** BEGIN **

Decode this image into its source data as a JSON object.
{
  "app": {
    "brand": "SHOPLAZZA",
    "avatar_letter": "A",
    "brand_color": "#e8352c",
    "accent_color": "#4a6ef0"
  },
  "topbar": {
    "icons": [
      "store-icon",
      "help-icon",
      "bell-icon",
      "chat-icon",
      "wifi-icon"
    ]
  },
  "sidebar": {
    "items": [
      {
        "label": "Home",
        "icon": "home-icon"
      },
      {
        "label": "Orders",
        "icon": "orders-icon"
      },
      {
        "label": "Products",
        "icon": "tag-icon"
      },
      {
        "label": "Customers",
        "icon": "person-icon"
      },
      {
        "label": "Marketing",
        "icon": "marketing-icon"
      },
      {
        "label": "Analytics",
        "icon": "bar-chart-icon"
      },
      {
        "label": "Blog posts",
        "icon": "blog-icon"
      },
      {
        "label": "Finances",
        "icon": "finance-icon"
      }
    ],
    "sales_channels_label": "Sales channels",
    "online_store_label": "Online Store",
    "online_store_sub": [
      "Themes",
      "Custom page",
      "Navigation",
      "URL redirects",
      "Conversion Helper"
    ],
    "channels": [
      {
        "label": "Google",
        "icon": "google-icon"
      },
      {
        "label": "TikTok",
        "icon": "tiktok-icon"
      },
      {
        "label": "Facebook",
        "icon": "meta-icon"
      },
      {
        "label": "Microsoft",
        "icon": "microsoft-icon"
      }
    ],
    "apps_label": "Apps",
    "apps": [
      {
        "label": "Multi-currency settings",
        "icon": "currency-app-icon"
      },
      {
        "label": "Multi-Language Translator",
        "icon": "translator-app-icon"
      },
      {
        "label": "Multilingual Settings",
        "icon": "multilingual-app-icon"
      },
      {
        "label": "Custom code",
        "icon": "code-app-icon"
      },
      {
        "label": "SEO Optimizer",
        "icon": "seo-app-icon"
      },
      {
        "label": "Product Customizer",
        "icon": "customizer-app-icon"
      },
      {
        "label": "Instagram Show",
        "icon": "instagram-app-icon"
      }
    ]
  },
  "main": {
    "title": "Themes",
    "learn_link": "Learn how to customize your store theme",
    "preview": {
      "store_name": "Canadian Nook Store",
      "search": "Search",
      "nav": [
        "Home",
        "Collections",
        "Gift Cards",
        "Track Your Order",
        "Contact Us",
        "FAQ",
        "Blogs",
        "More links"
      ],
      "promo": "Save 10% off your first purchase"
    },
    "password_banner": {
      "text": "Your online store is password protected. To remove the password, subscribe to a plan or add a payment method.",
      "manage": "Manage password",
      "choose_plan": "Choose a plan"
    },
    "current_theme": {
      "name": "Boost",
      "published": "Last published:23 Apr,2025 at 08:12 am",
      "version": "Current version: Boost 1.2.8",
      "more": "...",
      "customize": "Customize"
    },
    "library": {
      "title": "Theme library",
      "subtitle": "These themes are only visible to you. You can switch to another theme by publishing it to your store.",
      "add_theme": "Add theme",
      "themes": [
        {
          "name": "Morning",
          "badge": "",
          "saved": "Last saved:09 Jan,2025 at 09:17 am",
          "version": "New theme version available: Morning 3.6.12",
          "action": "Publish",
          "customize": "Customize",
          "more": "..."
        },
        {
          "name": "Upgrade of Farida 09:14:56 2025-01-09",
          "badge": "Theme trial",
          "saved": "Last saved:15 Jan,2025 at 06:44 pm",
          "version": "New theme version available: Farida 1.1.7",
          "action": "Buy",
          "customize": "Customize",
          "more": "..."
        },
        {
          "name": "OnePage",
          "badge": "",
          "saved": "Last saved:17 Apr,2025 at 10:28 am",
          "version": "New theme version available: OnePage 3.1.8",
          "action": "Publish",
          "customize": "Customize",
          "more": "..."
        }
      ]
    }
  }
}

** END **

Reproduce the records in full, exactly as written.

| Solved problem |
Decode this image into its source data as a JSON object.
{
  "app": {
    "brand": "SHOPLAZZA",
    "avatar_letter": "A",
    "brand_color": "#e8352c",
    "accent_color": "#4a6ef0"
  },
  "topbar": {
    "icons": [
      "store-icon",
      "help-icon",
      "bell-icon",
      "chat-icon",
      "wifi-icon"
    ]
  },
  "sidebar": {
    "items": [
      {
        "label": "Home",
        "icon": "home-icon"
      },
      {
        "label": "Orders",
        "icon": "orders-icon"
      },
      {
        "label": "Products",
        "icon": "tag-icon"
      },
      {
        "label": "Customers",
        "icon": "person-icon"
      },
      {
        "label": "Marketing",
        "icon": "marketing-icon"
      },
      {
        "label": "Analytics",
        "icon": "bar-chart-icon"
      },
      {
        "label": "Blog posts",
        "icon": "blog-icon"
      },
      {
        "label": "Finances",
        "icon": "finance-icon"
      }
    ],
    "sales_channels_label": "Sales channels",
    "online_store_label": "Online Store",
    "online_store_sub": [
      "Themes",
      "Custom page",
      "Navigation",
      "URL redirects",
      "Conversion Helper"
    ],
    "channels": [
      {
        "label": "Google",
        "icon": "google-icon"
      },
      {
        "label": "TikTok",
        "icon": "tiktok-icon"
      },
      {
        "label": "Facebook",
        "icon": "meta-icon"
      },
      {
        "label": "Microsoft",
        "icon": "microsoft-icon"
      }
    ],
    "apps_label": "Apps",
    "apps": [
      {
        "label": "Multi-currency settings",
        "icon": "currency-app-icon"
      },
      {
        "label": "Multi-Language Translator",
        "icon": "translator-app-icon"
      },
      {
        "label": "Multilingual Settings",
        "icon": "multilingual-app-icon"
      },
      {
        "label": "Custom code",
        "icon": "code-app-icon"
      },
      {
        "label": "SEO Optimizer",
        "icon": "seo-app-icon"
      },
      {
        "label": "Product Customizer",
        "icon": "customizer-app-icon"
      },
      {
        "label": "Instagram Show",
        "icon": "instagram-app-icon"
      }
    ]
  },
  "main": {
    "title": "Themes",
    "learn_link": "Learn how to customize your store theme",
    "preview": {
      "store_name": "Canadian Nook Store",
      "search": "Search",
      "nav": [
        "Home",
        "Collections",
        "Gift Cards",
        "Track Your Order",
        "Contact Us",
        "FAQ",
        "Blogs",
        "More links"
      ],
      "promo": "Save 10% off your first purchase"
    },
    "password_banner": {
      "text": "Your online store is password protected. To remove the password, subscribe to a plan or add a payment method.",
      "manage": "Manage password",
      "choose_plan": "Choose a plan"
    },
    "current_theme": {
      "name": "Boost",
      "published": "Last published:23 Apr,2025 at 08:12 am",
      "version": "Current version: Boost 1.2.8",
      "more": "...",
      "customize": "Customize"
    },
    "library": {
      "title": "Theme library",
      "subtitle": "These themes are only visible to you. You can switch to another theme by publishing it to your store.",
      "add_theme": "Add theme",
      "themes": [
        {
          "name": "Morning",
          "badge": "",
          "saved": "Last saved:09 Jan,2025 at 09:17 am",
          "version": "New theme version available: Morning 3.6.12",
          "action": "Publish",
          "customize": "Customize",
          "more": "..."
        },
        {
          "name": "Upgrade of Farida 09:14:56 2025-01-09",
          "badge": "Theme trial",
          "saved": "Last saved:15 Jan,2025 at 06:44 pm",
          "version": "New theme version available: Farida 1.1.7",
          "action": "Buy",
          "customize": "Customize",
          "more": "..."
        },
        {
          "name": "OnePage",
          "badge": "",
          "saved": "Last saved:17 Apr,2025 at 10:28 am",
          "version": "New theme version available: OnePage 3.1.8",
          "action": "Publish",
          "customize": "Customize",
          "more": "..."
        }
      ]
    }
  }
}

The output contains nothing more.